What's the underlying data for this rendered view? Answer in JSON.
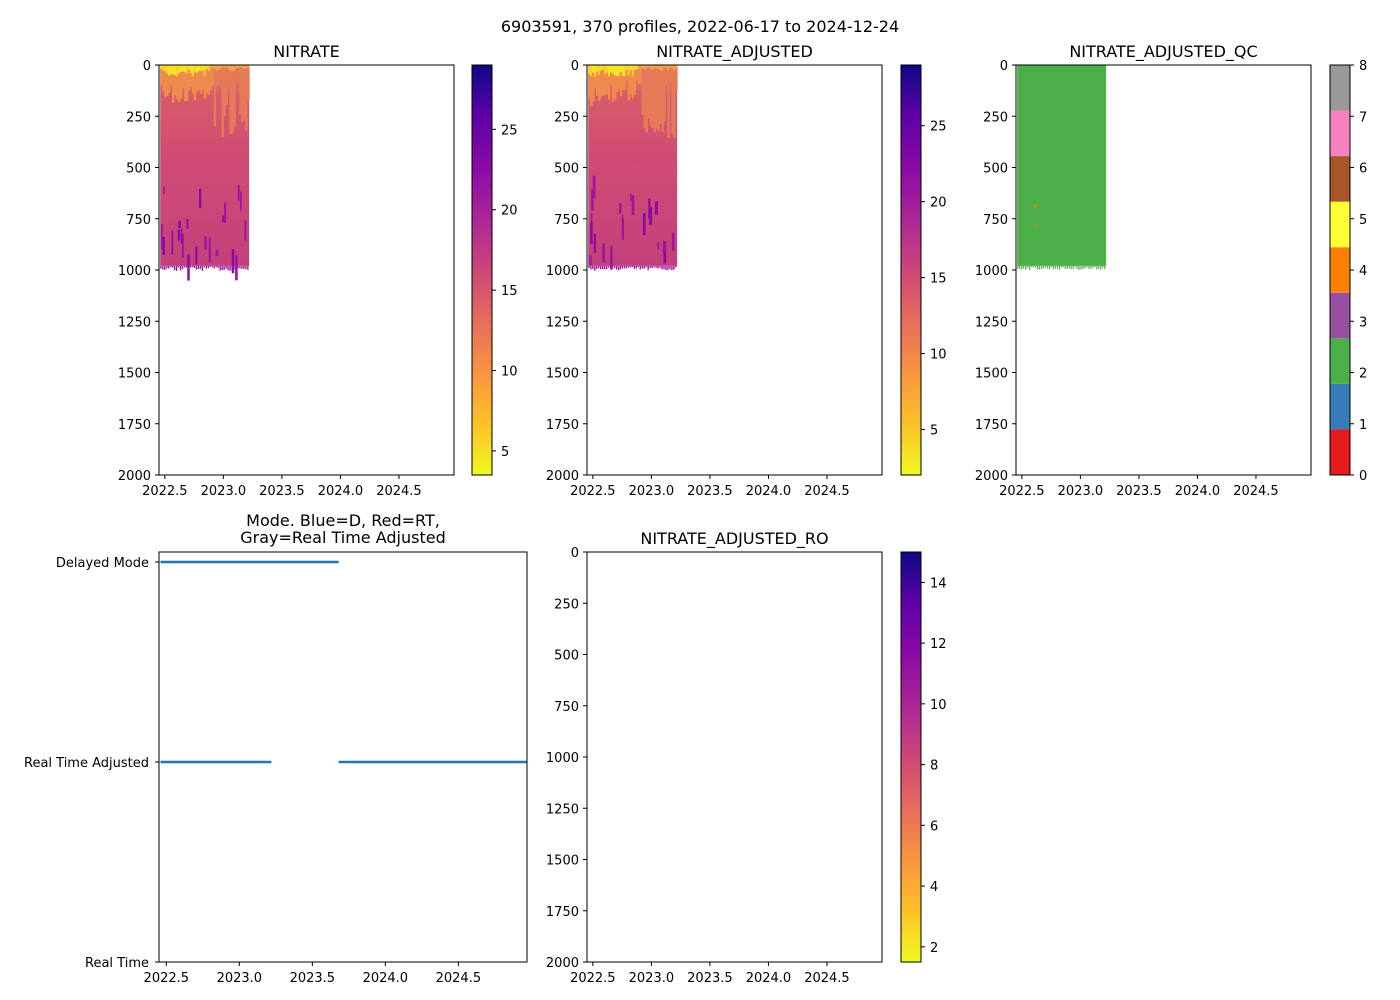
{
  "figure": {
    "suptitle": "6903591, 370 profiles, 2022-06-17 to 2024-12-24"
  },
  "chart_data": [
    {
      "id": "nitrate",
      "type": "heatmap",
      "title": "NITRATE",
      "xlim": [
        2022.45,
        2024.97
      ],
      "ylim": [
        2000,
        0
      ],
      "xticks": [
        "2022.5",
        "2023.0",
        "2023.5",
        "2024.0",
        "2024.5"
      ],
      "yticks": [
        "0",
        "250",
        "500",
        "750",
        "1000",
        "1250",
        "1500",
        "1750",
        "2000"
      ],
      "data_extent": {
        "x": [
          2022.46,
          2023.22
        ],
        "y": [
          0,
          980
        ]
      },
      "colormap": "plasma_r",
      "colorbar": {
        "range": [
          3.5,
          29
        ],
        "ticks": [
          "5",
          "10",
          "15",
          "20",
          "25"
        ]
      }
    },
    {
      "id": "nitrate_adjusted",
      "type": "heatmap",
      "title": "NITRATE_ADJUSTED",
      "xlim": [
        2022.45,
        2024.97
      ],
      "ylim": [
        2000,
        0
      ],
      "xticks": [
        "2022.5",
        "2023.0",
        "2023.5",
        "2024.0",
        "2024.5"
      ],
      "yticks": [
        "0",
        "250",
        "500",
        "750",
        "1000",
        "1250",
        "1500",
        "1750",
        "2000"
      ],
      "data_extent": {
        "x": [
          2022.46,
          2023.22
        ],
        "y": [
          0,
          980
        ]
      },
      "colormap": "plasma_r",
      "colorbar": {
        "range": [
          2,
          29
        ],
        "ticks": [
          "5",
          "10",
          "15",
          "20",
          "25"
        ]
      }
    },
    {
      "id": "nitrate_adjusted_qc",
      "type": "heatmap",
      "title": "NITRATE_ADJUSTED_QC",
      "xlim": [
        2022.45,
        2024.97
      ],
      "ylim": [
        2000,
        0
      ],
      "xticks": [
        "2022.5",
        "2023.0",
        "2023.5",
        "2024.0",
        "2024.5"
      ],
      "yticks": [
        "0",
        "250",
        "500",
        "750",
        "1000",
        "1250",
        "1500",
        "1750",
        "2000"
      ],
      "data_extent": {
        "x": [
          2022.46,
          2023.22
        ],
        "y": [
          0,
          980
        ]
      },
      "dominant_flag": 2,
      "colorbar": {
        "range": [
          0,
          8
        ],
        "ticks": [
          "0",
          "1",
          "2",
          "3",
          "4",
          "5",
          "6",
          "7",
          "8"
        ],
        "colors": [
          "#e41a1c",
          "#377eb8",
          "#4daf4a",
          "#984ea3",
          "#ff7f00",
          "#ffff33",
          "#a65628",
          "#f781bf",
          "#999999"
        ]
      }
    },
    {
      "id": "mode",
      "type": "line",
      "title": "Mode. Blue=D, Red=RT,",
      "title_line2": "Gray=Real Time Adjusted",
      "xlim": [
        2022.45,
        2024.97
      ],
      "xticks": [
        "2022.5",
        "2023.0",
        "2023.5",
        "2024.0",
        "2024.5"
      ],
      "yticks": [
        "Delayed Mode",
        "Real Time Adjusted",
        "Real Time"
      ],
      "ylim": [
        0,
        2
      ],
      "series": [
        {
          "name": "Delayed Mode",
          "level": 2,
          "segments": [
            [
              2022.46,
              2023.68
            ]
          ],
          "color": "#1f77b4"
        },
        {
          "name": "Real Time Adjusted",
          "level": 1,
          "segments": [
            [
              2022.46,
              2023.22
            ],
            [
              2023.68,
              2024.97
            ]
          ],
          "color": "#1f77b4"
        }
      ]
    },
    {
      "id": "nitrate_adjusted_ro",
      "type": "heatmap",
      "title": "NITRATE_ADJUSTED_RO",
      "xlim": [
        2022.45,
        2024.97
      ],
      "ylim": [
        2000,
        0
      ],
      "xticks": [
        "2022.5",
        "2023.0",
        "2023.5",
        "2024.0",
        "2024.5"
      ],
      "yticks": [
        "0",
        "250",
        "500",
        "750",
        "1000",
        "1250",
        "1500",
        "1750",
        "2000"
      ],
      "empty": true,
      "colormap": "plasma_r",
      "colorbar": {
        "range": [
          1.5,
          15
        ],
        "ticks": [
          "2",
          "4",
          "6",
          "8",
          "10",
          "12",
          "14"
        ]
      }
    }
  ]
}
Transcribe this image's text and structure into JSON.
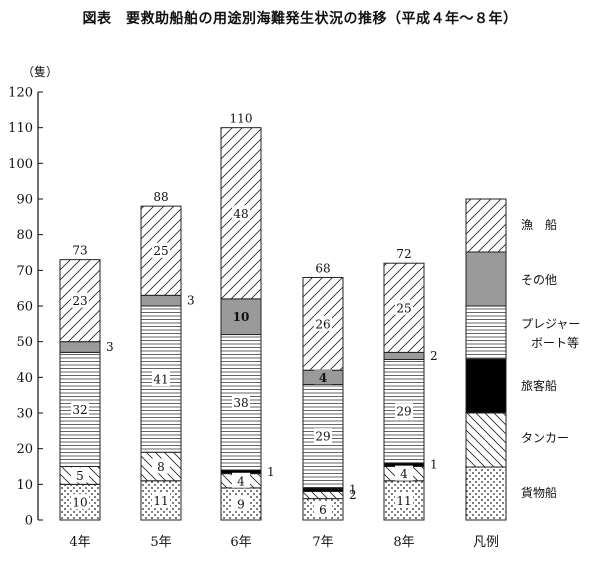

====================

* _Direction_:
Copy the data character for character, but drop all pictures from the copy.

* _Response for this exercise_:
What's the underlying data for this rendered view? Answer in JSON.
{
  "figure": {
    "suptitle": "6903591, 370 profiles, 2022-06-17 to 2024-12-24"
  },
  "chart_data": [
    {
      "id": "nitrate",
      "type": "heatmap",
      "title": "NITRATE",
      "xlim": [
        2022.45,
        2024.97
      ],
      "ylim": [
        2000,
        0
      ],
      "xticks": [
        "2022.5",
        "2023.0",
        "2023.5",
        "2024.0",
        "2024.5"
      ],
      "yticks": [
        "0",
        "250",
        "500",
        "750",
        "1000",
        "1250",
        "1500",
        "1750",
        "2000"
      ],
      "data_extent": {
        "x": [
          2022.46,
          2023.22
        ],
        "y": [
          0,
          980
        ]
      },
      "colormap": "plasma_r",
      "colorbar": {
        "range": [
          3.5,
          29
        ],
        "ticks": [
          "5",
          "10",
          "15",
          "20",
          "25"
        ]
      }
    },
    {
      "id": "nitrate_adjusted",
      "type": "heatmap",
      "title": "NITRATE_ADJUSTED",
      "xlim": [
        2022.45,
        2024.97
      ],
      "ylim": [
        2000,
        0
      ],
      "xticks": [
        "2022.5",
        "2023.0",
        "2023.5",
        "2024.0",
        "2024.5"
      ],
      "yticks": [
        "0",
        "250",
        "500",
        "750",
        "1000",
        "1250",
        "1500",
        "1750",
        "2000"
      ],
      "data_extent": {
        "x": [
          2022.46,
          2023.22
        ],
        "y": [
          0,
          980
        ]
      },
      "colormap": "plasma_r",
      "colorbar": {
        "range": [
          2,
          29
        ],
        "ticks": [
          "5",
          "10",
          "15",
          "20",
          "25"
        ]
      }
    },
    {
      "id": "nitrate_adjusted_qc",
      "type": "heatmap",
      "title": "NITRATE_ADJUSTED_QC",
      "xlim": [
        2022.45,
        2024.97
      ],
      "ylim": [
        2000,
        0
      ],
      "xticks": [
        "2022.5",
        "2023.0",
        "2023.5",
        "2024.0",
        "2024.5"
      ],
      "yticks": [
        "0",
        "250",
        "500",
        "750",
        "1000",
        "1250",
        "1500",
        "1750",
        "2000"
      ],
      "data_extent": {
        "x": [
          2022.46,
          2023.22
        ],
        "y": [
          0,
          980
        ]
      },
      "dominant_flag": 2,
      "colorbar": {
        "range": [
          0,
          8
        ],
        "ticks": [
          "0",
          "1",
          "2",
          "3",
          "4",
          "5",
          "6",
          "7",
          "8"
        ],
        "colors": [
          "#e41a1c",
          "#377eb8",
          "#4daf4a",
          "#984ea3",
          "#ff7f00",
          "#ffff33",
          "#a65628",
          "#f781bf",
          "#999999"
        ]
      }
    },
    {
      "id": "mode",
      "type": "line",
      "title": "Mode. Blue=D, Red=RT,",
      "title_line2": "Gray=Real Time Adjusted",
      "xlim": [
        2022.45,
        2024.97
      ],
      "xticks": [
        "2022.5",
        "2023.0",
        "2023.5",
        "2024.0",
        "2024.5"
      ],
      "yticks": [
        "Delayed Mode",
        "Real Time Adjusted",
        "Real Time"
      ],
      "ylim": [
        0,
        2
      ],
      "series": [
        {
          "name": "Delayed Mode",
          "level": 2,
          "segments": [
            [
              2022.46,
              2023.68
            ]
          ],
          "color": "#1f77b4"
        },
        {
          "name": "Real Time Adjusted",
          "level": 1,
          "segments": [
            [
              2022.46,
              2023.22
            ],
            [
              2023.68,
              2024.97
            ]
          ],
          "color": "#1f77b4"
        }
      ]
    },
    {
      "id": "nitrate_adjusted_ro",
      "type": "heatmap",
      "title": "NITRATE_ADJUSTED_RO",
      "xlim": [
        2022.45,
        2024.97
      ],
      "ylim": [
        2000,
        0
      ],
      "xticks": [
        "2022.5",
        "2023.0",
        "2023.5",
        "2024.0",
        "2024.5"
      ],
      "yticks": [
        "0",
        "250",
        "500",
        "750",
        "1000",
        "1250",
        "1500",
        "1750",
        "2000"
      ],
      "empty": true,
      "colormap": "plasma_r",
      "colorbar": {
        "range": [
          1.5,
          15
        ],
        "ticks": [
          "2",
          "4",
          "6",
          "8",
          "10",
          "12",
          "14"
        ]
      }
    }
  ]
}
Transcribe this image's text and structure into JSON.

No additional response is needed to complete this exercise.